### Given request
Give every line of the data again, unchanged, but with no pictures.

### Material for the task
• • • • • • •

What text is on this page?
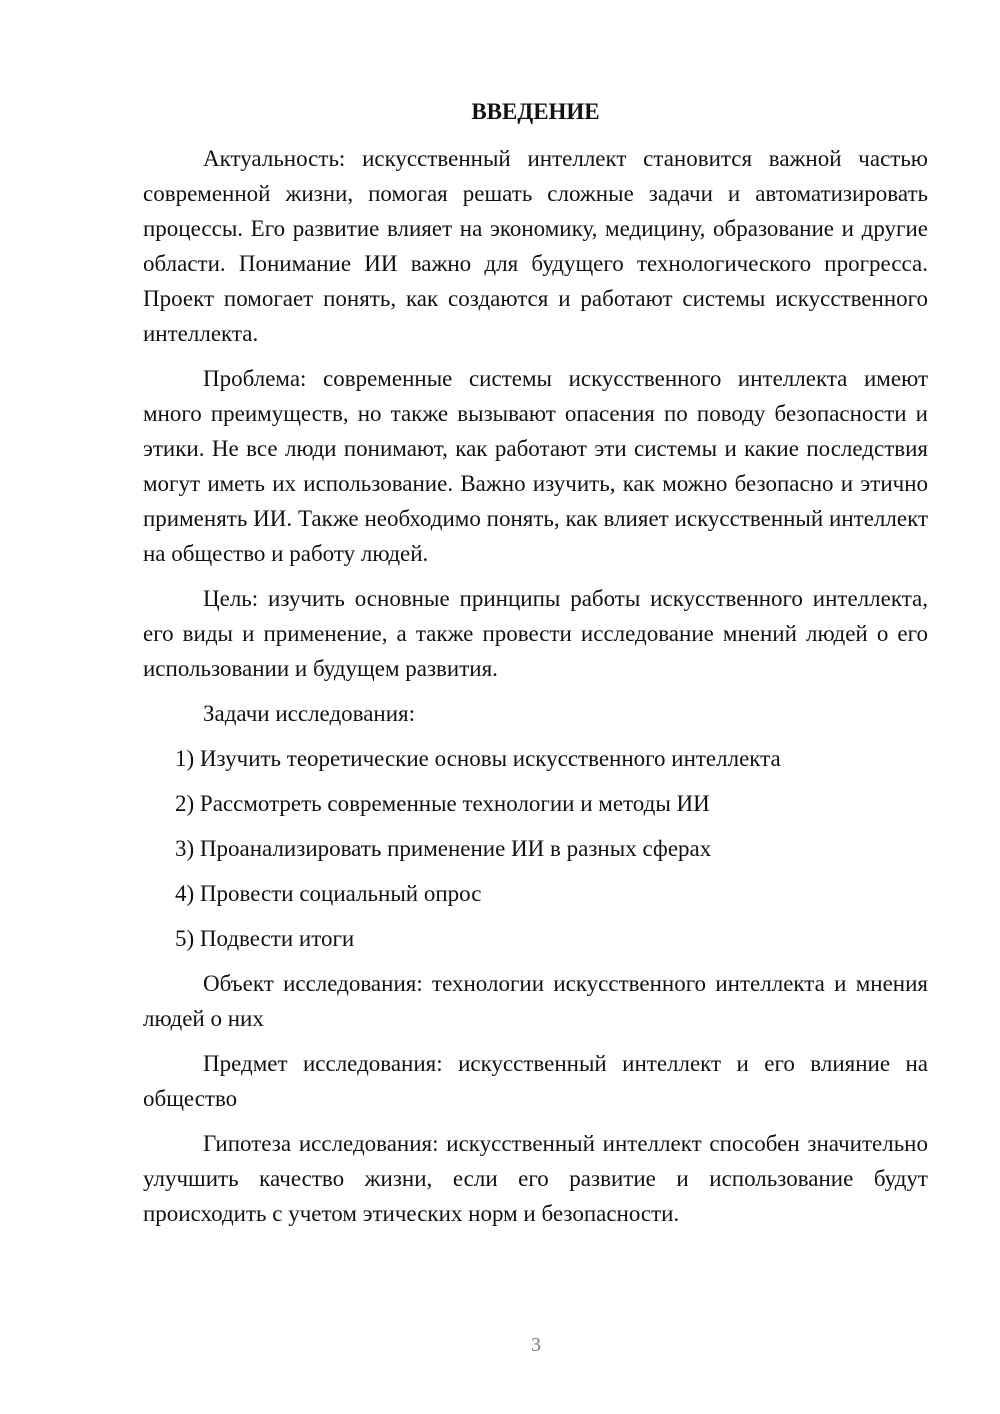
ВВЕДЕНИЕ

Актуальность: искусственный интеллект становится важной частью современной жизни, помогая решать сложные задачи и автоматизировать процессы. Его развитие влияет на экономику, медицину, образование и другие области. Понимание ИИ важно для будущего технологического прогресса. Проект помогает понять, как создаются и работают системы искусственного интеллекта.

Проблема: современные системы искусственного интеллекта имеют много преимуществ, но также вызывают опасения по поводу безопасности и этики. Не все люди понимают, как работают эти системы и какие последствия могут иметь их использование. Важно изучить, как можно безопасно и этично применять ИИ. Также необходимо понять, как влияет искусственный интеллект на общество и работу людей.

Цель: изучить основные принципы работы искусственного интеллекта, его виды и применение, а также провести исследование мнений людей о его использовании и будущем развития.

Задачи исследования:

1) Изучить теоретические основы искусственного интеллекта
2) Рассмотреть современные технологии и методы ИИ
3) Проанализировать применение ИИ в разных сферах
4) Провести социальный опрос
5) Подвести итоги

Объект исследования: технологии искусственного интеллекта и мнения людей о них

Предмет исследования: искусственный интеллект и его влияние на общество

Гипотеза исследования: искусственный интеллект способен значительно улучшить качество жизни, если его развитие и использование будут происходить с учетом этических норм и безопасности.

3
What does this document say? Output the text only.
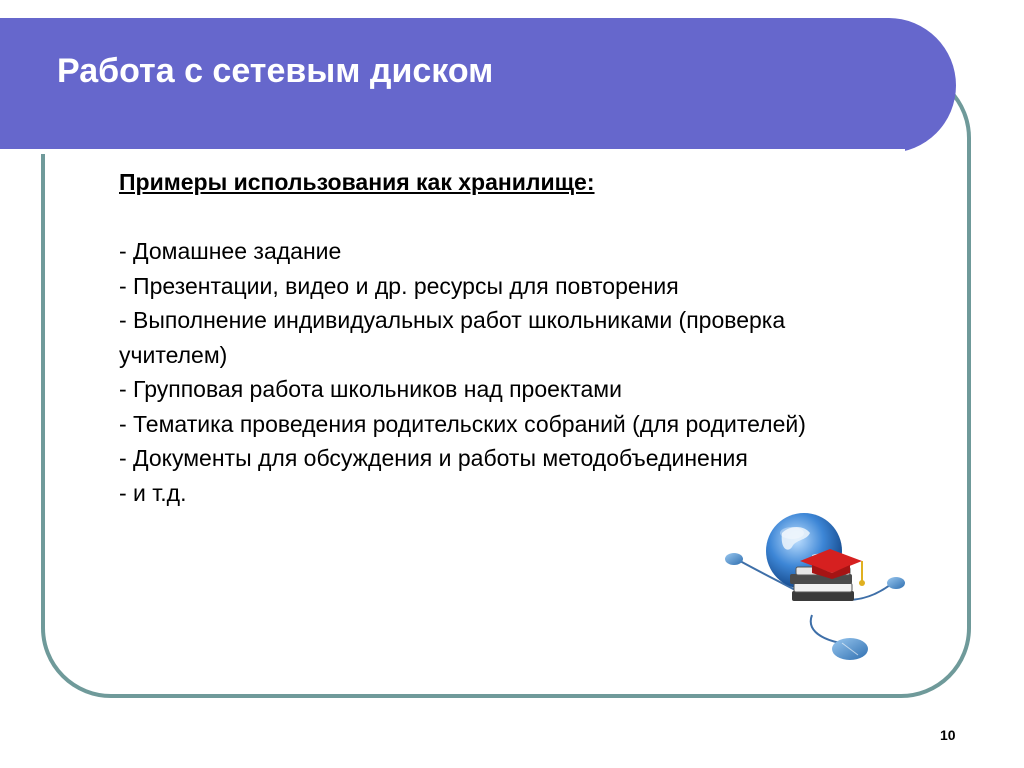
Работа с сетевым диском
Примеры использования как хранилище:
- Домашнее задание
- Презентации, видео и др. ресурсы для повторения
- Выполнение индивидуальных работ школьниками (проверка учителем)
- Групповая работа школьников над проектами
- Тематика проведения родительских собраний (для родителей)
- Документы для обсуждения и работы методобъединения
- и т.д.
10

• • • • • • •

### Exercise answer
What text is on this page?
ВВЕДЕНИЕ

Актуальность: искусственный интеллект становится важной частью современной жизни, помогая решать сложные задачи и автоматизировать процессы. Его развитие влияет на экономику, медицину, образование и другие области. Понимание ИИ важно для будущего технологического прогресса. Проект помогает понять, как создаются и работают системы искусственного интеллекта.

Проблема: современные системы искусственного интеллекта имеют много преимуществ, но также вызывают опасения по поводу безопасности и этики. Не все люди понимают, как работают эти системы и какие последствия могут иметь их использование. Важно изучить, как можно безопасно и этично применять ИИ. Также необходимо понять, как влияет искусственный интеллект на общество и работу людей.

Цель: изучить основные принципы работы искусственного интеллекта, его виды и применение, а также провести исследование мнений людей о его использовании и будущем развития.

Задачи исследования:

1) Изучить теоретические основы искусственного интеллекта
2) Рассмотреть современные технологии и методы ИИ
3) Проанализировать применение ИИ в разных сферах
4) Провести социальный опрос
5) Подвести итоги

Объект исследования: технологии искусственного интеллекта и мнения людей о них

Предмет исследования: искусственный интеллект и его влияние на общество

Гипотеза исследования: искусственный интеллект способен значительно улучшить качество жизни, если его развитие и использование будут происходить с учетом этических норм и безопасности.

3
What does this document say? Output the text only.
Работа с сетевым диском
Примеры использования как хранилище:
- Домашнее задание
- Презентации, видео и др. ресурсы для повторения
- Выполнение индивидуальных работ школьниками (проверка учителем)
- Групповая работа школьников над проектами
- Тематика проведения родительских собраний (для родителей)
- Документы для обсуждения и работы методобъединения
- и т.д.
10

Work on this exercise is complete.